• **SET TASK**:
Return all lines in the material below that contain "Component".

:: EXCERPTED DATA

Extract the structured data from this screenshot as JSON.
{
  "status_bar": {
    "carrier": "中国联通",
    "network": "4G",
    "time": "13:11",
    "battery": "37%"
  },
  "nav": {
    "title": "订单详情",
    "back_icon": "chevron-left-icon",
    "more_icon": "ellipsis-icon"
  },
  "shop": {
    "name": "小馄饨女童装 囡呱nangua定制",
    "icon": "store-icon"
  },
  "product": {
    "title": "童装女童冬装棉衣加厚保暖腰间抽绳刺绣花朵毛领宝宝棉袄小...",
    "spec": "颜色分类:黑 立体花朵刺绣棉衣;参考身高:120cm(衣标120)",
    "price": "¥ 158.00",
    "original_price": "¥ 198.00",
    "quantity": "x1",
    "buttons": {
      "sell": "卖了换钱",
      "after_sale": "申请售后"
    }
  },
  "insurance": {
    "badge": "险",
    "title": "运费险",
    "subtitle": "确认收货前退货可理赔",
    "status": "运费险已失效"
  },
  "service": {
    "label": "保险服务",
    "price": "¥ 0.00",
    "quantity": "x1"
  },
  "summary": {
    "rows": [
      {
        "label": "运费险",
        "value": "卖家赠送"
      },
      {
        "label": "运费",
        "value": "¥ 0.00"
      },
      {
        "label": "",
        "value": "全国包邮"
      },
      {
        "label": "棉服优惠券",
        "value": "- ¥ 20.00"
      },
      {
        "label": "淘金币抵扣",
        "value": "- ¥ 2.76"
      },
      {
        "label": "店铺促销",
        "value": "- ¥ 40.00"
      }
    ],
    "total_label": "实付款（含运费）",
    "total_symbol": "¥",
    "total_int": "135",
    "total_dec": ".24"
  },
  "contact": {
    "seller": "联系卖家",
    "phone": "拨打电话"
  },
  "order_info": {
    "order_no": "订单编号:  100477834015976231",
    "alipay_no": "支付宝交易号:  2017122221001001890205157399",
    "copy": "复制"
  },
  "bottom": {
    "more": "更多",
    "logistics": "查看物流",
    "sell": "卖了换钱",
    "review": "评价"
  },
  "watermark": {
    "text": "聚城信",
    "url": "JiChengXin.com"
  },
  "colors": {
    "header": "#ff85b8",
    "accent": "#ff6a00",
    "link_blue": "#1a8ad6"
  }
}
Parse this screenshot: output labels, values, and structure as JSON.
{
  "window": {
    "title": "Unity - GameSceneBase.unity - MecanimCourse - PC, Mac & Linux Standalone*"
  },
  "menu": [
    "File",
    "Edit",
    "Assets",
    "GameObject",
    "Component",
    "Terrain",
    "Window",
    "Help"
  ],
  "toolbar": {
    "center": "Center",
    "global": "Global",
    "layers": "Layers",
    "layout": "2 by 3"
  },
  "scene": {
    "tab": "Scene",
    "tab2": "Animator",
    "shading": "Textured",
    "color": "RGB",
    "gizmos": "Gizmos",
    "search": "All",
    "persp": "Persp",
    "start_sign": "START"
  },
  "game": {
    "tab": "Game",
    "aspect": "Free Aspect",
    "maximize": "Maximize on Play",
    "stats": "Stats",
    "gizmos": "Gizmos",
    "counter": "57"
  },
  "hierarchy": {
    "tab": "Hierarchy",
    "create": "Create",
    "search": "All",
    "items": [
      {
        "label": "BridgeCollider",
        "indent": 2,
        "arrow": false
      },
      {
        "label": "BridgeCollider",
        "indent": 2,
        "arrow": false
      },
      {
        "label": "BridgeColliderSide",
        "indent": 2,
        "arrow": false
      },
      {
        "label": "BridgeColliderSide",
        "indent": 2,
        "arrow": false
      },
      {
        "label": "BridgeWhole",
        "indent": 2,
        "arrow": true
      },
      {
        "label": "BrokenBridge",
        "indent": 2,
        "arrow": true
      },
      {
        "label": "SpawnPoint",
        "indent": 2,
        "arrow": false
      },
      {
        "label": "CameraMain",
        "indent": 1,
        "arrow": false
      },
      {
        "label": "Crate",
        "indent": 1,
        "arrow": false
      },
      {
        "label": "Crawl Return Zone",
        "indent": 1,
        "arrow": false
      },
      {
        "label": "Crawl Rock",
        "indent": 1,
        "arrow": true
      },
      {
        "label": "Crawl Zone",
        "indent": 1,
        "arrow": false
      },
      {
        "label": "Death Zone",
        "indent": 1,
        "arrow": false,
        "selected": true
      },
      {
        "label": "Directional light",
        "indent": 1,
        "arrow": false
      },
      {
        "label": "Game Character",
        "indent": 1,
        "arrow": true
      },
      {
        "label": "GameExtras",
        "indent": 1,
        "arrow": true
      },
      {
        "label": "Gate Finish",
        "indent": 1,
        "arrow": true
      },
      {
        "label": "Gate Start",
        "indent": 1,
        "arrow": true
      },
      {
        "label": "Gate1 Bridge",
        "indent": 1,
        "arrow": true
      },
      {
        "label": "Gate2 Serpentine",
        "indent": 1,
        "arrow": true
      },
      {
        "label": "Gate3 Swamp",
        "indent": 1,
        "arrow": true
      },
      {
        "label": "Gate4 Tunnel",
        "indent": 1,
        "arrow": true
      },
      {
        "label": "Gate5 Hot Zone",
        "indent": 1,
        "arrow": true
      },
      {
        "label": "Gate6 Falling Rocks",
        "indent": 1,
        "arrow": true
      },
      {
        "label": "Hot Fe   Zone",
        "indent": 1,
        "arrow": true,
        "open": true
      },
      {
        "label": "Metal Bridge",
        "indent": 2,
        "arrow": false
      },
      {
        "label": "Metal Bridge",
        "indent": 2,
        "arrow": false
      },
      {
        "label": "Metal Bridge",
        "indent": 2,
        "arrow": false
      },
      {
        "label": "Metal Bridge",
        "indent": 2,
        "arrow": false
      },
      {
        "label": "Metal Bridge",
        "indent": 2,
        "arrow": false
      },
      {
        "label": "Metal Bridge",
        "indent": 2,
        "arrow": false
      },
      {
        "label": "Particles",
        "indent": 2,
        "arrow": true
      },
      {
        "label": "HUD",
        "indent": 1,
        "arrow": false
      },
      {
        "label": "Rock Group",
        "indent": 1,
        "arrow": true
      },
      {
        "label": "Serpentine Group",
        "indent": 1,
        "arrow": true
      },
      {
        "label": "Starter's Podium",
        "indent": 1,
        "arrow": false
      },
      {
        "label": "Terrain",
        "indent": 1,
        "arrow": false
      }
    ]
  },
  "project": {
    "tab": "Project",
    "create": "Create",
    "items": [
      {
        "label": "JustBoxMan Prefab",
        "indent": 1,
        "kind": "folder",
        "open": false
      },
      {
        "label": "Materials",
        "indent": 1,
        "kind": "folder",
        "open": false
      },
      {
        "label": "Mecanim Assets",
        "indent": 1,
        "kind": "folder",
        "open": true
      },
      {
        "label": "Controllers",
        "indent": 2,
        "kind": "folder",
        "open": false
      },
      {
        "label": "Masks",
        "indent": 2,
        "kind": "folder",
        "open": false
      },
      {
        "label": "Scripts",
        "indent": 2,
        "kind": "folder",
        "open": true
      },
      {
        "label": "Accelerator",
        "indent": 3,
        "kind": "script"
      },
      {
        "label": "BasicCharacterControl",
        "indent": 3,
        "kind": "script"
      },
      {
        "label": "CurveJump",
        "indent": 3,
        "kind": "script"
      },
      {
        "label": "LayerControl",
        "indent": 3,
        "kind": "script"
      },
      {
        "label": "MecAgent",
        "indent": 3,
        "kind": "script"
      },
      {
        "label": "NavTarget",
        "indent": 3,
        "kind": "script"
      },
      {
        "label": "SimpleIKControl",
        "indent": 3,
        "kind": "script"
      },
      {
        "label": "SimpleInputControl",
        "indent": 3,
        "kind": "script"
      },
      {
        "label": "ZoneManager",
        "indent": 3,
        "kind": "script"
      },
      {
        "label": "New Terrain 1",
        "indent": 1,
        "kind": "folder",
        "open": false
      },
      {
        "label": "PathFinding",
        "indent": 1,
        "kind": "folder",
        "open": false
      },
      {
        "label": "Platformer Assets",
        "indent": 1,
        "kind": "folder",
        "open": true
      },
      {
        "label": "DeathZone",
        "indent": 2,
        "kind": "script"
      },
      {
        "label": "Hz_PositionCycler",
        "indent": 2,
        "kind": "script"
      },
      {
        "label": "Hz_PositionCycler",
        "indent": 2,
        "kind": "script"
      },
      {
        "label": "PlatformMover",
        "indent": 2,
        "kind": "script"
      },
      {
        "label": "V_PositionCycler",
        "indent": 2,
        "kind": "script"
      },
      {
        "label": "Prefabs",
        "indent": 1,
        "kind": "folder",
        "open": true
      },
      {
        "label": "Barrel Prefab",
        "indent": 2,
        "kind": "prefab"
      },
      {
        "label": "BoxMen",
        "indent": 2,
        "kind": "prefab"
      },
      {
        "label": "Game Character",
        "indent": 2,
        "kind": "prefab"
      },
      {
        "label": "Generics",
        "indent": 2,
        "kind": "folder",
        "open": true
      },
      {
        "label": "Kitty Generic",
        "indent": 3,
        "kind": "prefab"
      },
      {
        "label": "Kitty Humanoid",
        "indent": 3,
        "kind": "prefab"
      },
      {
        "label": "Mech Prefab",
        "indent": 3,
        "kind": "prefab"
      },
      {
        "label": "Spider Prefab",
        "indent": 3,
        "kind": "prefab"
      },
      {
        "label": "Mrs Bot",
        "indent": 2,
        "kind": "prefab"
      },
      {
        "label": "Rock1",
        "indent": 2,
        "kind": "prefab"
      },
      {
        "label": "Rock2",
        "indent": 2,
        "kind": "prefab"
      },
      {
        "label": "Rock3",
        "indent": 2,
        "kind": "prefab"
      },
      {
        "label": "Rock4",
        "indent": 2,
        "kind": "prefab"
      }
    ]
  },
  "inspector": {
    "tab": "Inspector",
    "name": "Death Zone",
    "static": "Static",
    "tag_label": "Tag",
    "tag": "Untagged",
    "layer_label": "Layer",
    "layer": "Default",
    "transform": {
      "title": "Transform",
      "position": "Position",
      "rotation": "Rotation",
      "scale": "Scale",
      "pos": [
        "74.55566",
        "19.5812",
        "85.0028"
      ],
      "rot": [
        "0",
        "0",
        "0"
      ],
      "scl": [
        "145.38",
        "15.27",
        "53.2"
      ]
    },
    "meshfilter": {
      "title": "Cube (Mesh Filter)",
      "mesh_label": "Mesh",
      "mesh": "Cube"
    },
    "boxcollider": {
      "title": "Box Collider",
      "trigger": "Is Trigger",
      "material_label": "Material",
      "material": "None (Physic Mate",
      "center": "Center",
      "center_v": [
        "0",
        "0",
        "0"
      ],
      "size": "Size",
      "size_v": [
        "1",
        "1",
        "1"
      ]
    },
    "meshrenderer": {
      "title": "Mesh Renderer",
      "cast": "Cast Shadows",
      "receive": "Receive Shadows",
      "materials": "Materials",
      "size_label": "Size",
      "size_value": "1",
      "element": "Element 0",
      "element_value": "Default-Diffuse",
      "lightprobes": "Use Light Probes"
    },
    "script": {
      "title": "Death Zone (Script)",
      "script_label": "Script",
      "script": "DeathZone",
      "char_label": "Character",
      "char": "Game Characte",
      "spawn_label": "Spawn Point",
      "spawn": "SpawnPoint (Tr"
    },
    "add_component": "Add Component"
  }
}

::::

• **SOLUTION FOR THIS TASK**:
    "Component",
    "add_component": "Add Component"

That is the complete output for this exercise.